▸ GIVEN REQUEST:
Extract, from the listing that follows, each line containing the word "right".

Stored data:
+ + + +

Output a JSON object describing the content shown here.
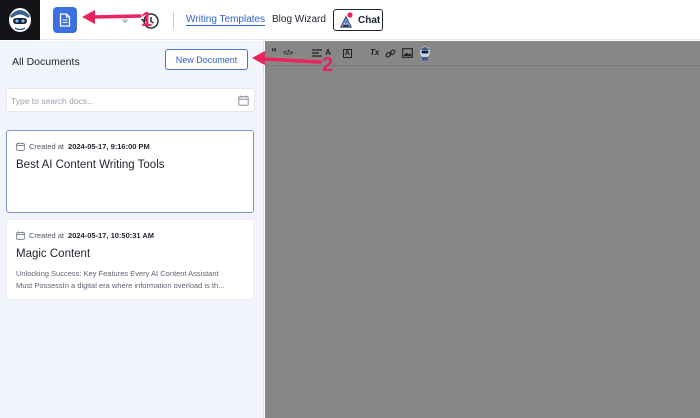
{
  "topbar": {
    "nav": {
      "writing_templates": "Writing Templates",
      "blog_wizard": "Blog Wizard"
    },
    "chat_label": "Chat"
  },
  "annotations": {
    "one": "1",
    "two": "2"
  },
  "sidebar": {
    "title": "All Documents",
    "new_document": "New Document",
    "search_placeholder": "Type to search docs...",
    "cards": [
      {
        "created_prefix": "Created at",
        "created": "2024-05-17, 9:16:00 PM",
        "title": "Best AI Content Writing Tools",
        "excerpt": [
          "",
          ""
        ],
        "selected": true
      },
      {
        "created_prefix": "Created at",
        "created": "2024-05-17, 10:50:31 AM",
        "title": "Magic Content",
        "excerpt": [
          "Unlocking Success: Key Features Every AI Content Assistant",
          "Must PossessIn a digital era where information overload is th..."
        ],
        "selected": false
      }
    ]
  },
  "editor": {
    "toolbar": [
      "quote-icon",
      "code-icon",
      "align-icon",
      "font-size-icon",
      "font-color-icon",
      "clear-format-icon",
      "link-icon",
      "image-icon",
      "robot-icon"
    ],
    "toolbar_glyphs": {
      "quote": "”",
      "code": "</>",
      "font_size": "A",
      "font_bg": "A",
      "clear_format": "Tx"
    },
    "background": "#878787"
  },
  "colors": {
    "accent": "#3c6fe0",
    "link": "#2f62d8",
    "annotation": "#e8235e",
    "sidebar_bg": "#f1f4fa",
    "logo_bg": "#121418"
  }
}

+ + + +

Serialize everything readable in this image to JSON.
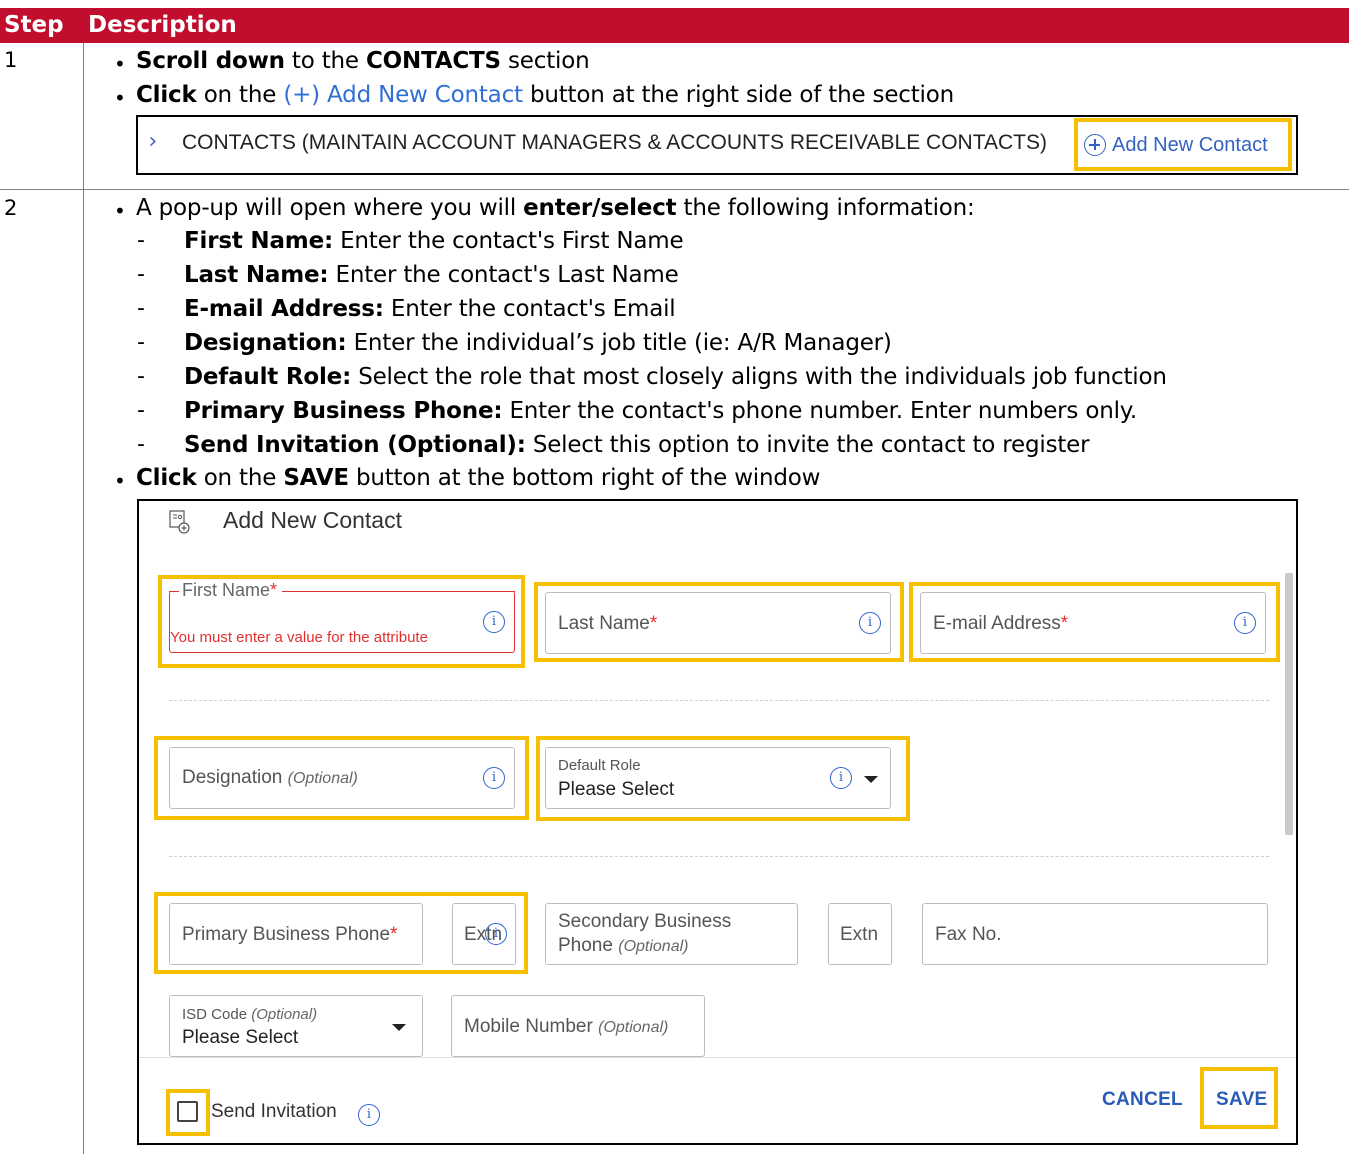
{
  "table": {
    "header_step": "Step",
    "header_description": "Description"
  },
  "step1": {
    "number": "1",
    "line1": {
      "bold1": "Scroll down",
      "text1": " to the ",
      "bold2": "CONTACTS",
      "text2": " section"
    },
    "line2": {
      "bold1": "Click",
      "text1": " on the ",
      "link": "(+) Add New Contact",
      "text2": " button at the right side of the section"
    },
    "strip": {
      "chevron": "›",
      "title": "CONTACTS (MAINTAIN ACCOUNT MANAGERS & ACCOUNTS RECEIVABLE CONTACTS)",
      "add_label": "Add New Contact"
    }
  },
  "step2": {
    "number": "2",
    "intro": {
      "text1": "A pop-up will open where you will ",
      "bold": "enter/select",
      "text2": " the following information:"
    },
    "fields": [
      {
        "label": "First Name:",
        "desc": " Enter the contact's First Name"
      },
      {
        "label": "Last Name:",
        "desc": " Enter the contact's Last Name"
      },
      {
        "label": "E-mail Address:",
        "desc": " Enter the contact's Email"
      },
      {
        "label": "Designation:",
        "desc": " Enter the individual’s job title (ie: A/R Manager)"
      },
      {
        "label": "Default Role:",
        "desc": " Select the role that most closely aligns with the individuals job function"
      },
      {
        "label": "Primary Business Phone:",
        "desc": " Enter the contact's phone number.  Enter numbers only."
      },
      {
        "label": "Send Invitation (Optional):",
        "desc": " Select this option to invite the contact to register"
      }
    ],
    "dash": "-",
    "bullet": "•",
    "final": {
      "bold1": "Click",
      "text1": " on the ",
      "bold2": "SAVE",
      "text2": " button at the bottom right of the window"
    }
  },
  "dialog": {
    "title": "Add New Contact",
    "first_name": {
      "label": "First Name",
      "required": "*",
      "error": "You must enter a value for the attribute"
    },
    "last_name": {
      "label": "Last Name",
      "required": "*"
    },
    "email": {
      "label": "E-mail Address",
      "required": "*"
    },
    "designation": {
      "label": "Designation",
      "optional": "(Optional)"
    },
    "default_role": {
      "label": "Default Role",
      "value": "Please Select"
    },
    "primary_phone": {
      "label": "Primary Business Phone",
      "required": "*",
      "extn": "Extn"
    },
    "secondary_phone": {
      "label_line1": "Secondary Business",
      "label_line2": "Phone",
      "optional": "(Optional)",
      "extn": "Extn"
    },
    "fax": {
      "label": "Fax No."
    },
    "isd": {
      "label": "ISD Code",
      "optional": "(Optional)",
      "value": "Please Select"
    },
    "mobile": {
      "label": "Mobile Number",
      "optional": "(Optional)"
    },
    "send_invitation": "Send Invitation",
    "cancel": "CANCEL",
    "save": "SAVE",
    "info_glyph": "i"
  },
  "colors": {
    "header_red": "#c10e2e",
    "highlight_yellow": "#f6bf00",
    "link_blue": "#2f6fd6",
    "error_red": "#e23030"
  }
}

+ + + +

▸ RESULT OF THIS EXERCISE:
      "text2": " button at the right side of the section"
      "text2": " button at the bottom right of the window"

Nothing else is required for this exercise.